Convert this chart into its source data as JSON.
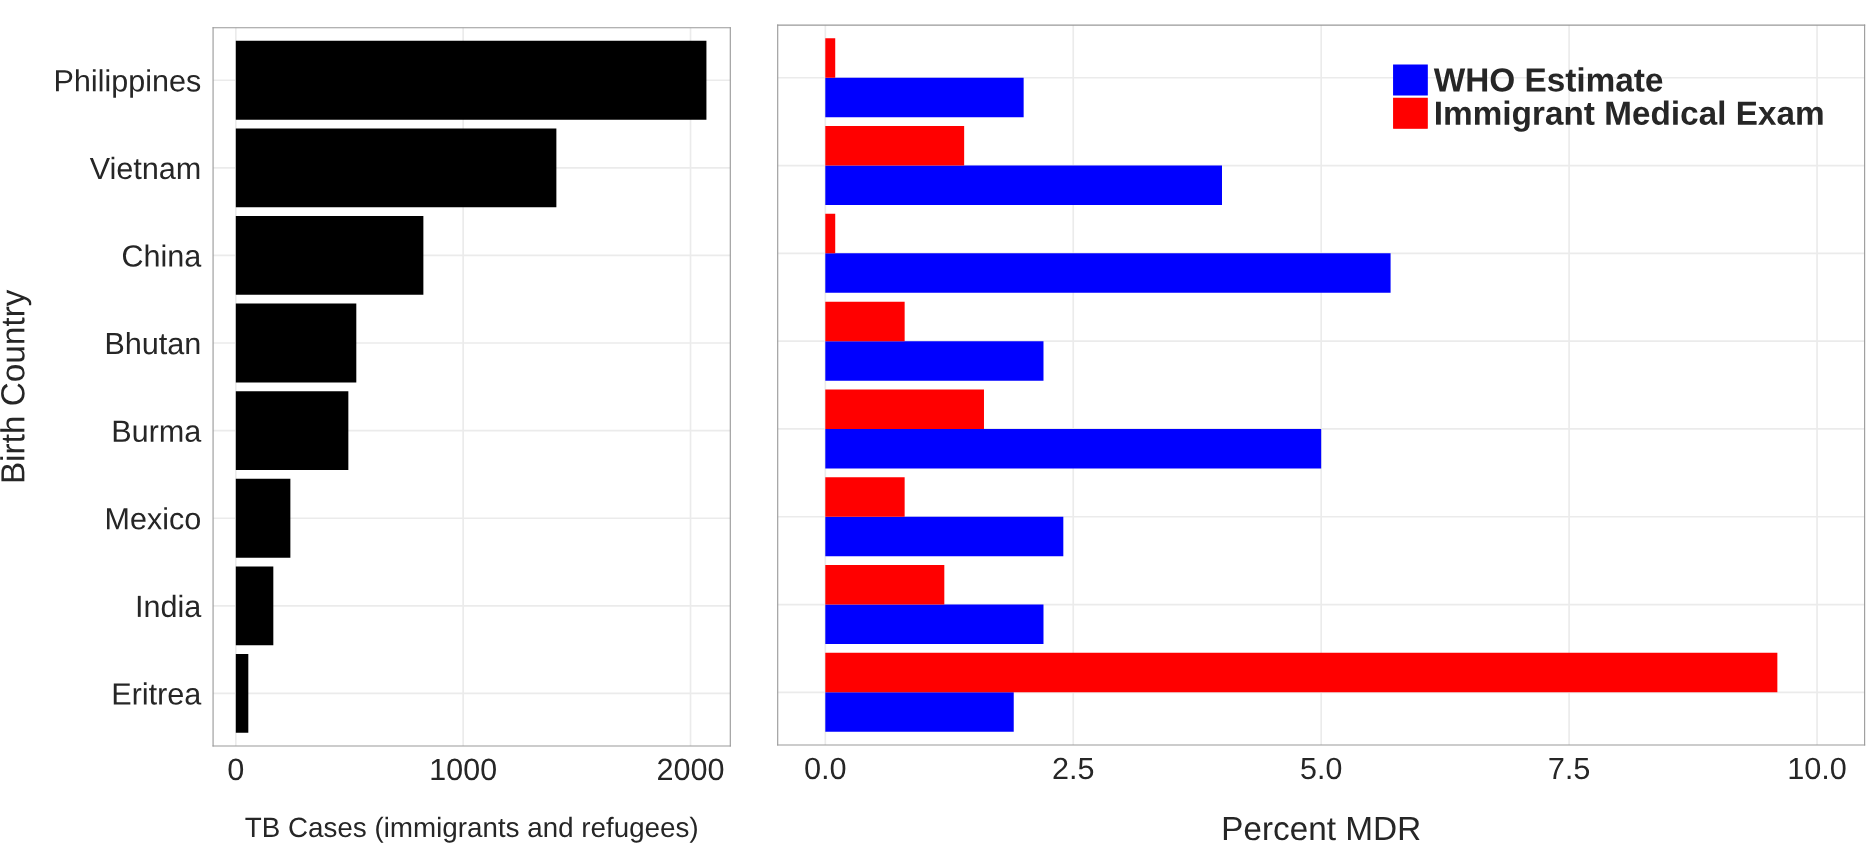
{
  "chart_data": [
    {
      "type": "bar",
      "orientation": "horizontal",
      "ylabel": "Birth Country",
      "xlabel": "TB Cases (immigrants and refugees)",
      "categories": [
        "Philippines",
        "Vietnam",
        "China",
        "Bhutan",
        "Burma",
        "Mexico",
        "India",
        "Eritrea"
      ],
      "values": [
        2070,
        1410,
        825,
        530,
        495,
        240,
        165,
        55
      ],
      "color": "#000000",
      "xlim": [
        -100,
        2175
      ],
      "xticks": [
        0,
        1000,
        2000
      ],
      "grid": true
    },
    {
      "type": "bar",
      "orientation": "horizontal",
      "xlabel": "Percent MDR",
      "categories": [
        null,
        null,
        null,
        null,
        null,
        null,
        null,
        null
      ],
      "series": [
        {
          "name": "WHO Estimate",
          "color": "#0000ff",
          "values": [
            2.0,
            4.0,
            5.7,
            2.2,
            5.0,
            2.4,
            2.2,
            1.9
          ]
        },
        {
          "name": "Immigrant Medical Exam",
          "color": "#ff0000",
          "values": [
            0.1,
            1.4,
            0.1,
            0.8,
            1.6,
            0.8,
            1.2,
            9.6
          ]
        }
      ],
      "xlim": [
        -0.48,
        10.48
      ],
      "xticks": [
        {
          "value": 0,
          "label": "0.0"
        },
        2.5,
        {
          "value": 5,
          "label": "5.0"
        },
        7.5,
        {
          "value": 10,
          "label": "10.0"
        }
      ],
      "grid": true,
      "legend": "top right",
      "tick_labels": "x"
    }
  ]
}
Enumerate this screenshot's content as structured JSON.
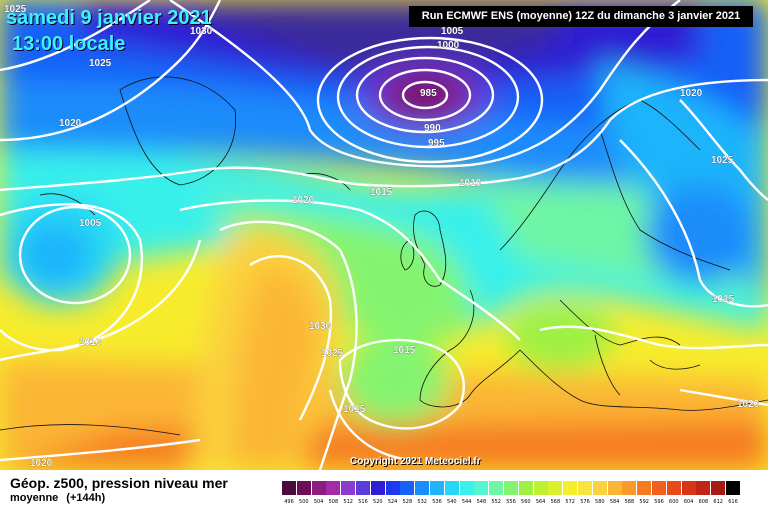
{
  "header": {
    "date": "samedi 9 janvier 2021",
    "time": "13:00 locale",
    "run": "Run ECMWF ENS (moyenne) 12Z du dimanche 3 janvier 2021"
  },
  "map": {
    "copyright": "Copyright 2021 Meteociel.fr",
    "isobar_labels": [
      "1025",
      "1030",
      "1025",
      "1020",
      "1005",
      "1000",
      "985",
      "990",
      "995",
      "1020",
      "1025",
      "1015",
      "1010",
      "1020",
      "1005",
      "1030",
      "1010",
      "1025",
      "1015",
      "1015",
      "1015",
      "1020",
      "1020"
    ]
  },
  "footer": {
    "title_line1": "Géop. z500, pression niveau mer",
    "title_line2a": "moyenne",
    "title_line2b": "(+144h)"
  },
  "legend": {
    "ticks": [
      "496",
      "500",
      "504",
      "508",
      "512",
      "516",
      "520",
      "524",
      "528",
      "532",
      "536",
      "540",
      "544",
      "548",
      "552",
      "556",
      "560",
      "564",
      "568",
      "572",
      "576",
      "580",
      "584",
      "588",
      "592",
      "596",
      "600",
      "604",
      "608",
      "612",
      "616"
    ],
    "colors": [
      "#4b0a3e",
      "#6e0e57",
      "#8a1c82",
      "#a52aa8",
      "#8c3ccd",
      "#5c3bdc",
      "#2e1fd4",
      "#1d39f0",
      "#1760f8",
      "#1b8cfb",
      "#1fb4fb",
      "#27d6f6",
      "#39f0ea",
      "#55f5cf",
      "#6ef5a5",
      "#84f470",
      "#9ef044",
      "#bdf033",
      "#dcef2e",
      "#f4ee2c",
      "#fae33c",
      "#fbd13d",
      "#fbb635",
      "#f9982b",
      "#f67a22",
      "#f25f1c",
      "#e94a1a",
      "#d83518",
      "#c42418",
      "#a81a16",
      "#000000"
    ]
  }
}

---

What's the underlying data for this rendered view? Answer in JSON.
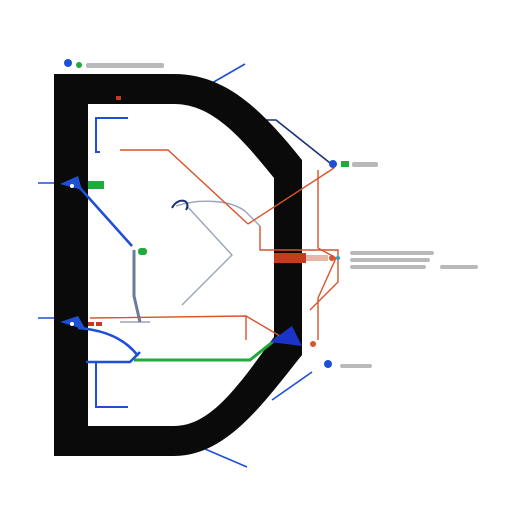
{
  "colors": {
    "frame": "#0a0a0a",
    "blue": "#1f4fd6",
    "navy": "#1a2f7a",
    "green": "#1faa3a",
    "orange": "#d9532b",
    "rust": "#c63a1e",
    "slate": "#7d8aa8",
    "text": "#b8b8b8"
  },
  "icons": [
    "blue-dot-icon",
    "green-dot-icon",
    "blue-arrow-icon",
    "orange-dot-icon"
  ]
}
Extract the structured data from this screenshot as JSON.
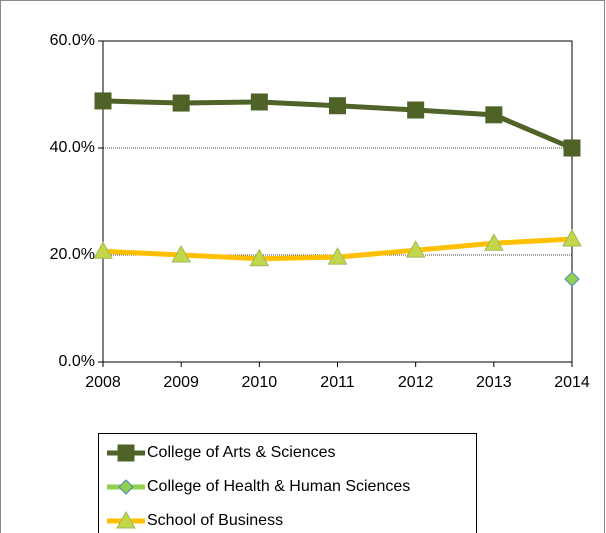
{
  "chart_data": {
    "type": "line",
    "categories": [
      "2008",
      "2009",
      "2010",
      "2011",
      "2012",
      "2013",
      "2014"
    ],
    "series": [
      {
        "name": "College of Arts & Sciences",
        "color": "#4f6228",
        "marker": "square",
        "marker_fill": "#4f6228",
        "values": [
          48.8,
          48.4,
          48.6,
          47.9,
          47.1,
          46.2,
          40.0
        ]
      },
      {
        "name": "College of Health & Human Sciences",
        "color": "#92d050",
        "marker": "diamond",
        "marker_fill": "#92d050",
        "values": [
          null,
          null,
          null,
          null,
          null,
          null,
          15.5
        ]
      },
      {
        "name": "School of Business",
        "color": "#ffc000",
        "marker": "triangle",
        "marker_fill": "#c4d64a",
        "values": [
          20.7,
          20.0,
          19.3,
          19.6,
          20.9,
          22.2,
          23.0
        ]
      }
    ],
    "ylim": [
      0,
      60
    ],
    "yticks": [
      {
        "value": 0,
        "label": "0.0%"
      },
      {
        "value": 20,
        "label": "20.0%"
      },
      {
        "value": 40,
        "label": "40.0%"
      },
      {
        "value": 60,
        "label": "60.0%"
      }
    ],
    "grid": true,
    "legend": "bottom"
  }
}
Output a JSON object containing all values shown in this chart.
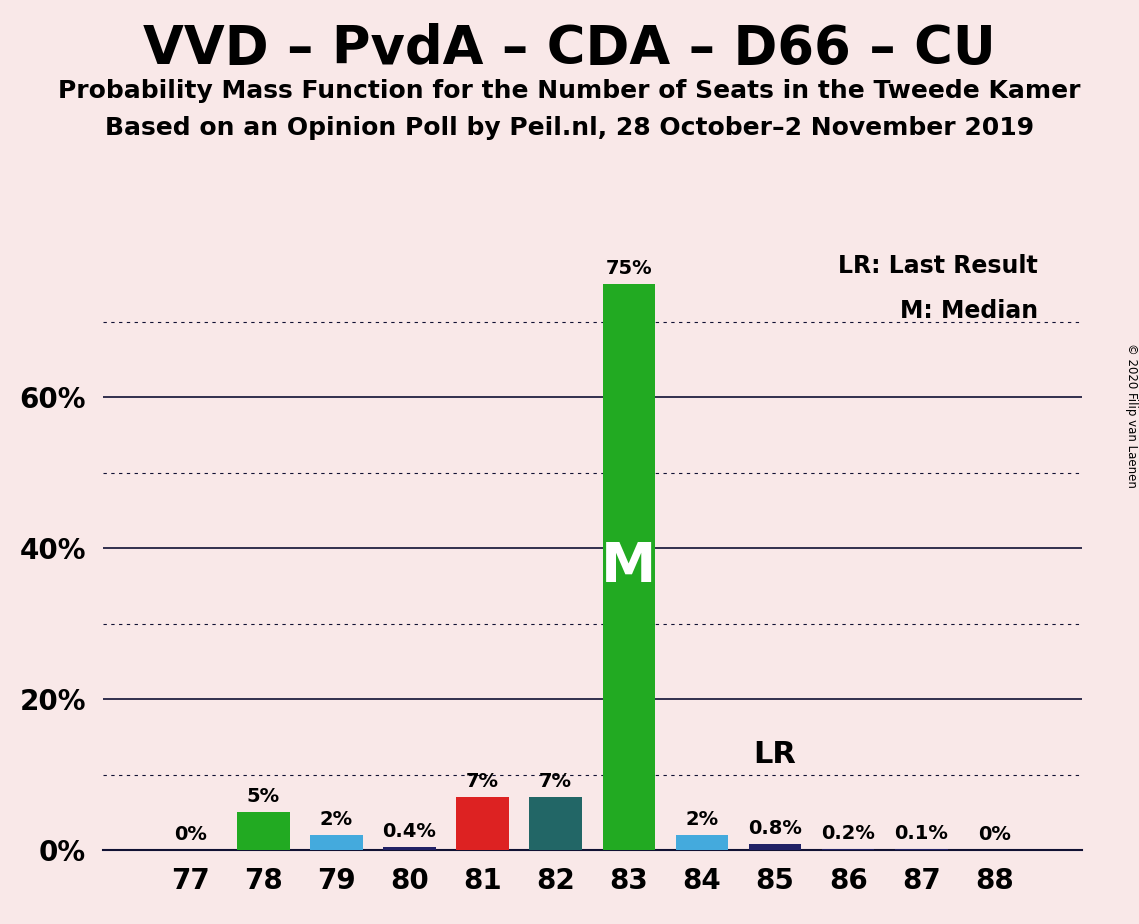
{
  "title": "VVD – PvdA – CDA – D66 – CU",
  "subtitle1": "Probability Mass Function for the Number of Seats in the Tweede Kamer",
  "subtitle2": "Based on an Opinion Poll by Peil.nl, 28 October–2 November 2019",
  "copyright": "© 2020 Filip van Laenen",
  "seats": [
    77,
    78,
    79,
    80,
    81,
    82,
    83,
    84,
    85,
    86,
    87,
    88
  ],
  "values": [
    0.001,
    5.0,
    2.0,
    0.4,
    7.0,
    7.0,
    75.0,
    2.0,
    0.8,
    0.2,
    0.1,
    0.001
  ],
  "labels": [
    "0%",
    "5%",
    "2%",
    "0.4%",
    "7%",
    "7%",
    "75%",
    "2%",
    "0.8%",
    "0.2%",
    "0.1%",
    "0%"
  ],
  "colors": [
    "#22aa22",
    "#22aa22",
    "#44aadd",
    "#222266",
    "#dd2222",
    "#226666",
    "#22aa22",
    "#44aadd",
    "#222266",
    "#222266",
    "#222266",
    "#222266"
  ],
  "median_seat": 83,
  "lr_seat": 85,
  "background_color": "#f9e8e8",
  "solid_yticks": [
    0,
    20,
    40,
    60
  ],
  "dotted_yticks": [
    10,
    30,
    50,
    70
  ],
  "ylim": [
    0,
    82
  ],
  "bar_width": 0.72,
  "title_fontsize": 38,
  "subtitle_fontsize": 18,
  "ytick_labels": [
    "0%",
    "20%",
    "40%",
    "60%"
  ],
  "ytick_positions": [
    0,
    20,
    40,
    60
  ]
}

_What is asked_. Copy each line of the preceding data that contains the string "screenshot".

_Exercise result_.
Enumerate this screenshot's content as structured JSON.
Extract the structured data from this screenshot as JSON.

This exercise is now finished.